- Set task
Repeat all the records exactly, omitting pictures.

Dataset entries
━━━━

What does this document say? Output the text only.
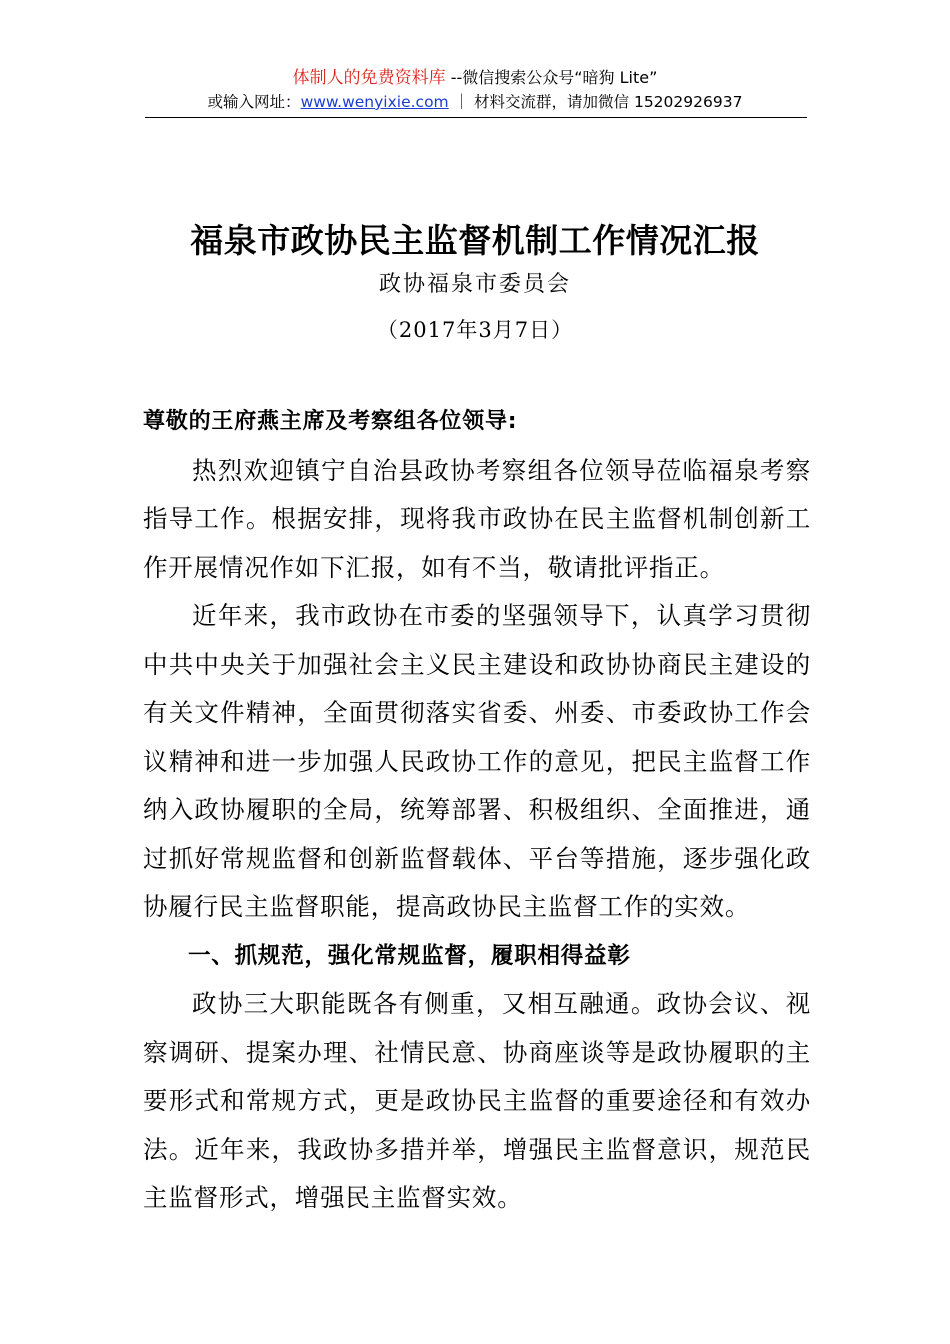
体制人的免费资料库 --微信搜索公众号“暗狗 Lite”
或输入网址：www.wenyixie.com ｜ 材料交流群，请加微信 15202926937
福泉市政协民主监督机制工作情况汇报
政协福泉市委员会
（2017年3月7日）

尊敬的王府燕主席及考察组各位领导:

热烈欢迎镇宁自治县政协考察组各位领导莅临福泉考察指导工作。根据安排，现将我市政协在民主监督机制创新工作开展情况作如下汇报，如有不当，敬请批评指正。

近年来，我市政协在市委的坚强领导下，认真学习贯彻中共中央关于加强社会主义民主建设和政协协商民主建设的有关文件精神，全面贯彻落实省委、州委、市委政协工作会议精神和进一步加强人民政协工作的意见，把民主监督工作纳入政协履职的全局，统筹部署、积极组织、全面推进，通过抓好常规监督和创新监督载体、平台等措施，逐步强化政协履行民主监督职能，提高政协民主监督工作的实效。

一、抓规范，强化常规监督，履职相得益彰

政协三大职能既各有侧重，又相互融通。政协会议、视察调研、提案办理、社情民意、协商座谈等是政协履职的主要形式和常规方式，更是政协民主监督的重要途径和有效办法。近年来，我政协多措并举，增强民主监督意识，规范民主监督形式，增强民主监督实效。
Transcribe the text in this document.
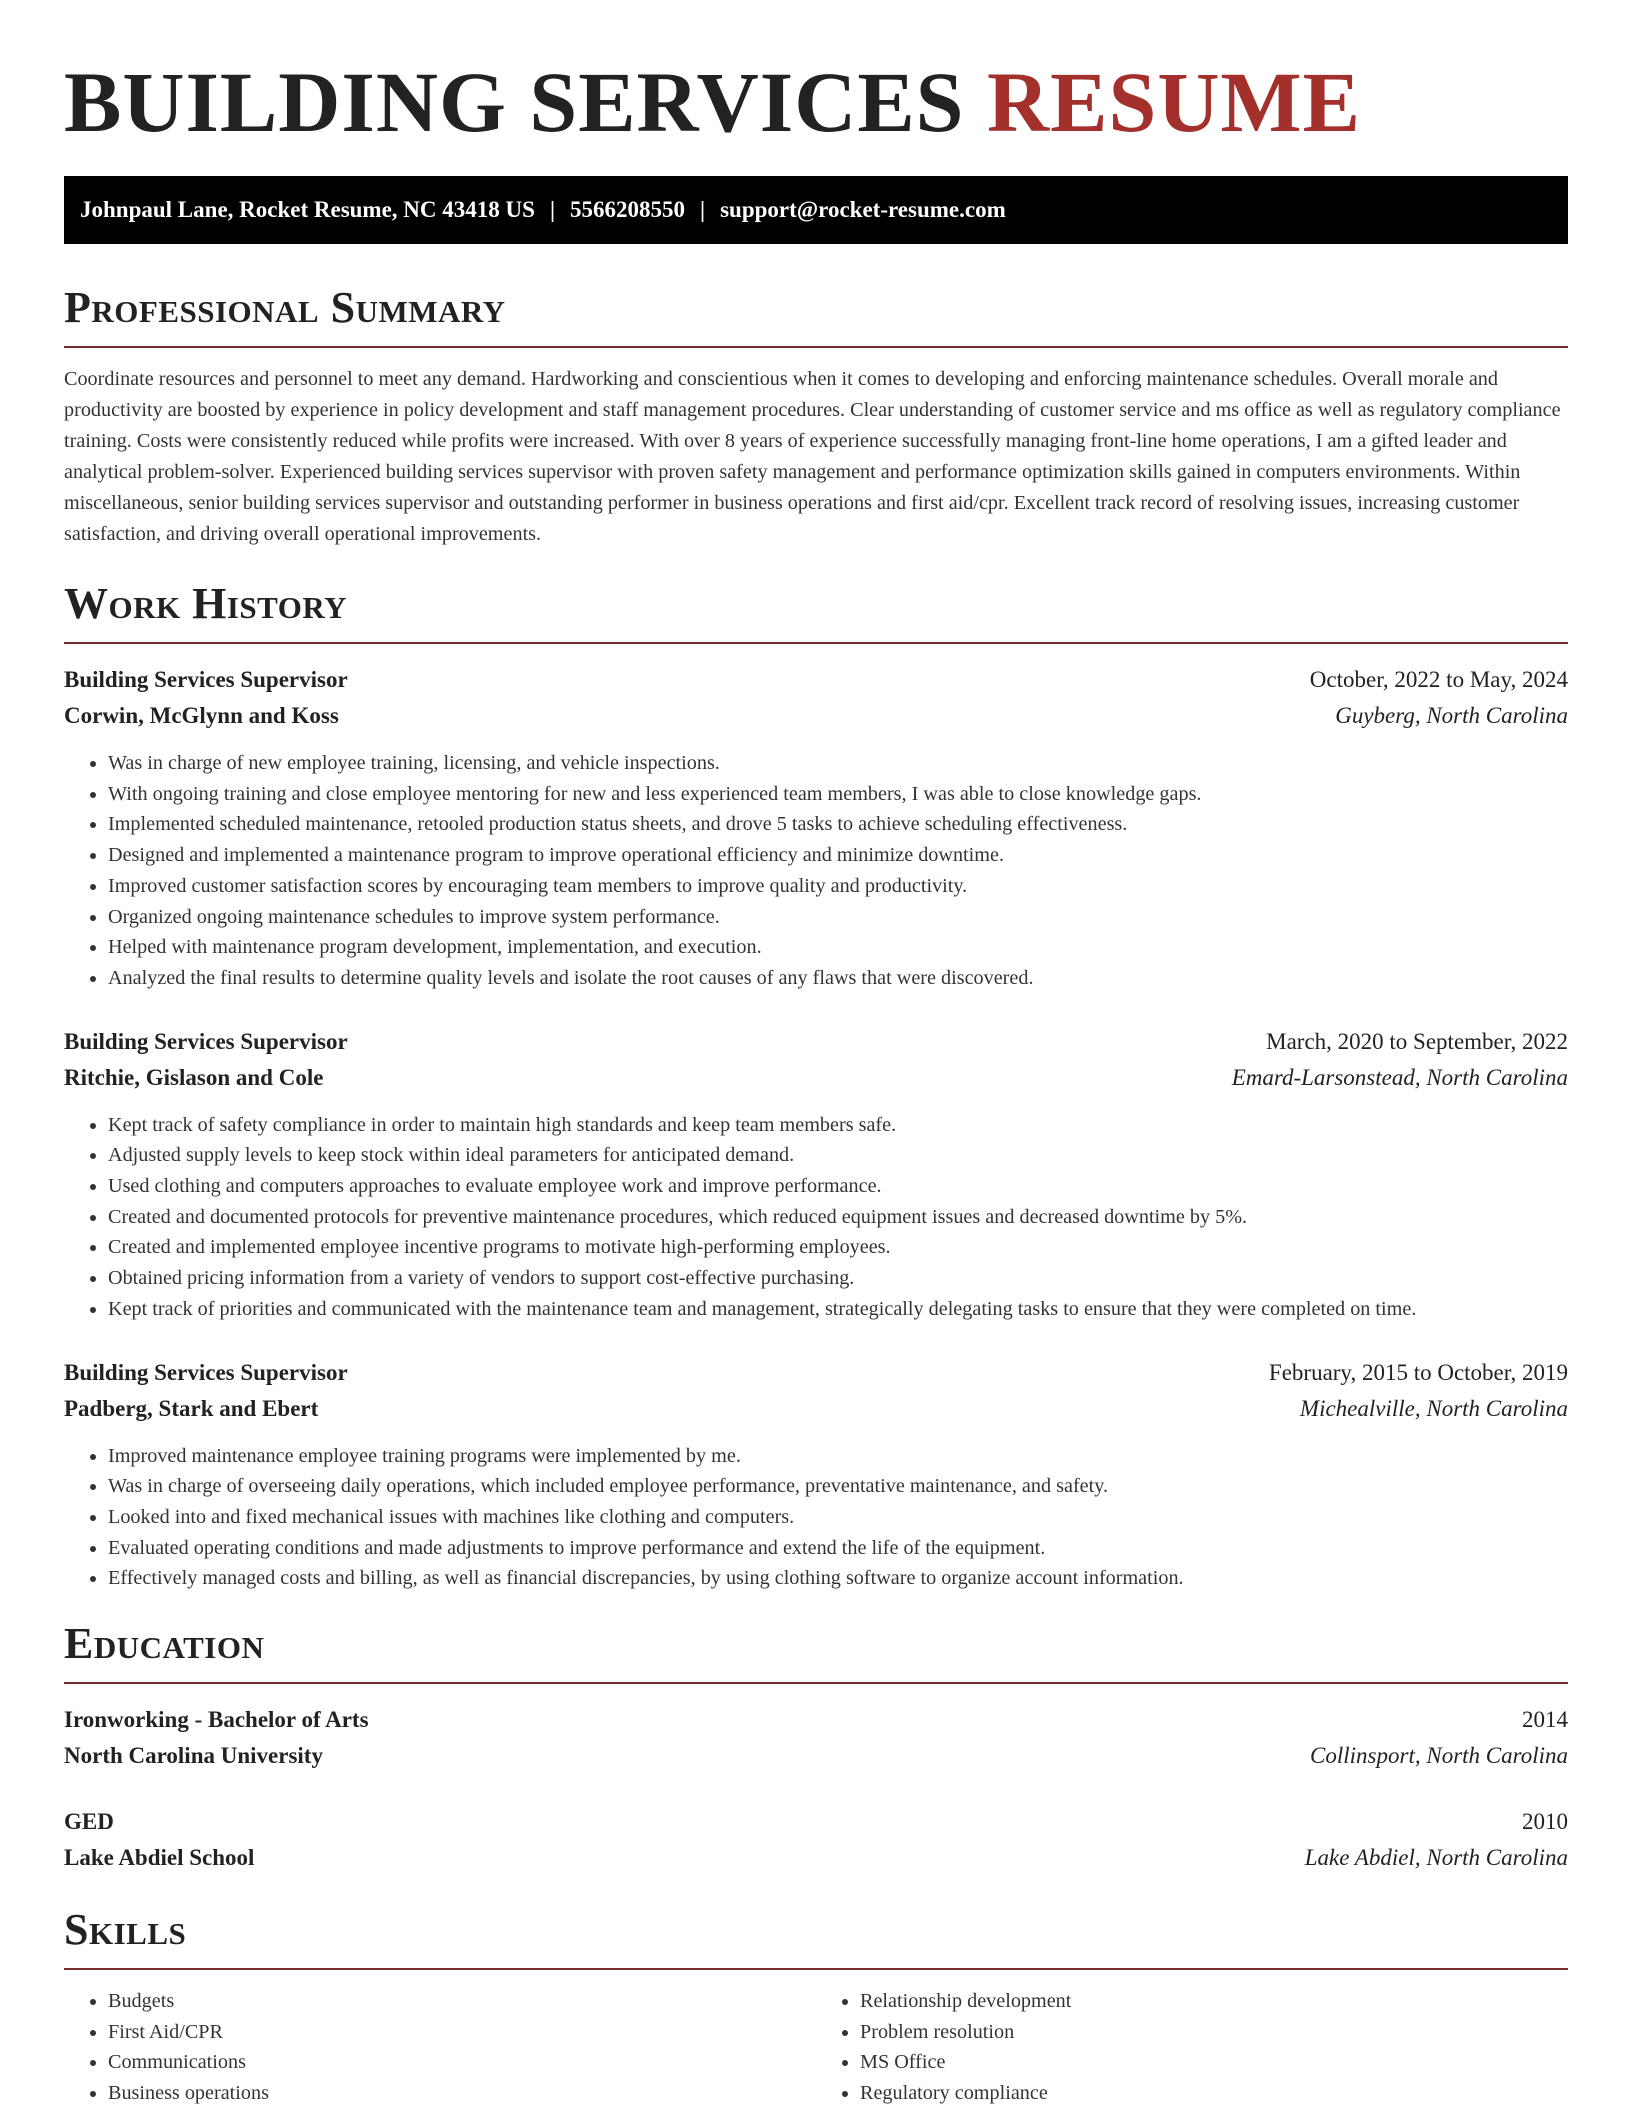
BUILDING SERVICES RESUME
Johnpaul Lane, Rocket Resume, NC 43418 US | 5566208550 | support@rocket-resume.com
Professional Summary

Coordinate resources and personnel to meet any demand. Hardworking and conscientious when it comes to developing and enforcing maintenance schedules. Overall morale and productivity are boosted by experience in policy development and staff management procedures. Clear understanding of customer service and ms office as well as regulatory compliance training. Costs were consistently reduced while profits were increased. With over 8 years of experience successfully managing front-line home operations, I am a gifted leader and analytical problem-solver. Experienced building services supervisor with proven safety management and performance optimization skills gained in computers environments. Within miscellaneous, senior building services supervisor and outstanding performer in business operations and first aid/cpr. Excellent track record of resolving issues, increasing customer satisfaction, and driving overall operational improvements.

Work History
Building Services Supervisor	October, 2022 to May, 2024
Corwin, McGlynn and Koss	Guyberg, North Carolina
• Was in charge of new employee training, licensing, and vehicle inspections.
• With ongoing training and close employee mentoring for new and less experienced team members, I was able to close knowledge gaps.
• Implemented scheduled maintenance, retooled production status sheets, and drove 5 tasks to achieve scheduling effectiveness.
• Designed and implemented a maintenance program to improve operational efficiency and minimize downtime.
• Improved customer satisfaction scores by encouraging team members to improve quality and productivity.
• Organized ongoing maintenance schedules to improve system performance.
• Helped with maintenance program development, implementation, and execution.
• Analyzed the final results to determine quality levels and isolate the root causes of any flaws that were discovered.
Building Services Supervisor	March, 2020 to September, 2022
Ritchie, Gislason and Cole	Emard-Larsonstead, North Carolina
• Kept track of safety compliance in order to maintain high standards and keep team members safe.
• Adjusted supply levels to keep stock within ideal parameters for anticipated demand.
• Used clothing and computers approaches to evaluate employee work and improve performance.
• Created and documented protocols for preventive maintenance procedures, which reduced equipment issues and decreased downtime by 5%.
• Created and implemented employee incentive programs to motivate high-performing employees.
• Obtained pricing information from a variety of vendors to support cost-effective purchasing.
• Kept track of priorities and communicated with the maintenance team and management, strategically delegating tasks to ensure that they were completed on time.
Building Services Supervisor	February, 2015 to October, 2019
Padberg, Stark and Ebert	Michealville, North Carolina
• Improved maintenance employee training programs were implemented by me.
• Was in charge of overseeing daily operations, which included employee performance, preventative maintenance, and safety.
• Looked into and fixed mechanical issues with machines like clothing and computers.
• Evaluated operating conditions and made adjustments to improve performance and extend the life of the equipment.
• Effectively managed costs and billing, as well as financial discrepancies, by using clothing software to organize account information.
Education
Ironworking - Bachelor of Arts	2014
North Carolina University	Collinsport, North Carolina
GED	2010
Lake Abdiel School	Lake Abdiel, North Carolina
Skills
• Budgets
• First Aid/CPR
• Communications
• Business operations
• Relationship development
• Problem resolution
• MS Office
• Regulatory compliance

━━━━

- Task response
What does this document say? Output the text only.
体制人的免费资料库 --微信搜索公众号“暗狗 Lite”
或输入网址：www.wenyixie.com ｜ 材料交流群，请加微信 15202926937
福泉市政协民主监督机制工作情况汇报
政协福泉市委员会
（2017年3月7日）

尊敬的王府燕主席及考察组各位领导:

热烈欢迎镇宁自治县政协考察组各位领导莅临福泉考察指导工作。根据安排，现将我市政协在民主监督机制创新工作开展情况作如下汇报，如有不当，敬请批评指正。

近年来，我市政协在市委的坚强领导下，认真学习贯彻中共中央关于加强社会主义民主建设和政协协商民主建设的有关文件精神，全面贯彻落实省委、州委、市委政协工作会议精神和进一步加强人民政协工作的意见，把民主监督工作纳入政协履职的全局，统筹部署、积极组织、全面推进，通过抓好常规监督和创新监督载体、平台等措施，逐步强化政协履行民主监督职能，提高政协民主监督工作的实效。

一、抓规范，强化常规监督，履职相得益彰

政协三大职能既各有侧重，又相互融通。政协会议、视察调研、提案办理、社情民意、协商座谈等是政协履职的主要形式和常规方式，更是政协民主监督的重要途径和有效办法。近年来，我政协多措并举，增强民主监督意识，规范民主监督形式，增强民主监督实效。
Transcribe the text in this document.
BUILDING SERVICES RESUME
Johnpaul Lane, Rocket Resume, NC 43418 US | 5566208550 | support@rocket-resume.com
Professional Summary

Coordinate resources and personnel to meet any demand. Hardworking and conscientious when it comes to developing and enforcing maintenance schedules. Overall morale and productivity are boosted by experience in policy development and staff management procedures. Clear understanding of customer service and ms office as well as regulatory compliance training. Costs were consistently reduced while profits were increased. With over 8 years of experience successfully managing front-line home operations, I am a gifted leader and analytical problem-solver. Experienced building services supervisor with proven safety management and performance optimization skills gained in computers environments. Within miscellaneous, senior building services supervisor and outstanding performer in business operations and first aid/cpr. Excellent track record of resolving issues, increasing customer satisfaction, and driving overall operational improvements.

Work History
Building Services Supervisor	October, 2022 to May, 2024
Corwin, McGlynn and Koss	Guyberg, North Carolina
• Was in charge of new employee training, licensing, and vehicle inspections.
• With ongoing training and close employee mentoring for new and less experienced team members, I was able to close knowledge gaps.
• Implemented scheduled maintenance, retooled production status sheets, and drove 5 tasks to achieve scheduling effectiveness.
• Designed and implemented a maintenance program to improve operational efficiency and minimize downtime.
• Improved customer satisfaction scores by encouraging team members to improve quality and productivity.
• Organized ongoing maintenance schedules to improve system performance.
• Helped with maintenance program development, implementation, and execution.
• Analyzed the final results to determine quality levels and isolate the root causes of any flaws that were discovered.
Building Services Supervisor	March, 2020 to September, 2022
Ritchie, Gislason and Cole	Emard-Larsonstead, North Carolina
• Kept track of safety compliance in order to maintain high standards and keep team members safe.
• Adjusted supply levels to keep stock within ideal parameters for anticipated demand.
• Used clothing and computers approaches to evaluate employee work and improve performance.
• Created and documented protocols for preventive maintenance procedures, which reduced equipment issues and decreased downtime by 5%.
• Created and implemented employee incentive programs to motivate high-performing employees.
• Obtained pricing information from a variety of vendors to support cost-effective purchasing.
• Kept track of priorities and communicated with the maintenance team and management, strategically delegating tasks to ensure that they were completed on time.
Building Services Supervisor	February, 2015 to October, 2019
Padberg, Stark and Ebert	Michealville, North Carolina
• Improved maintenance employee training programs were implemented by me.
• Was in charge of overseeing daily operations, which included employee performance, preventative maintenance, and safety.
• Looked into and fixed mechanical issues with machines like clothing and computers.
• Evaluated operating conditions and made adjustments to improve performance and extend the life of the equipment.
• Effectively managed costs and billing, as well as financial discrepancies, by using clothing software to organize account information.
Education
Ironworking - Bachelor of Arts	2014
North Carolina University	Collinsport, North Carolina
GED	2010
Lake Abdiel School	Lake Abdiel, North Carolina
Skills
• Budgets
• First Aid/CPR
• Communications
• Business operations
• Relationship development
• Problem resolution
• MS Office
• Regulatory compliance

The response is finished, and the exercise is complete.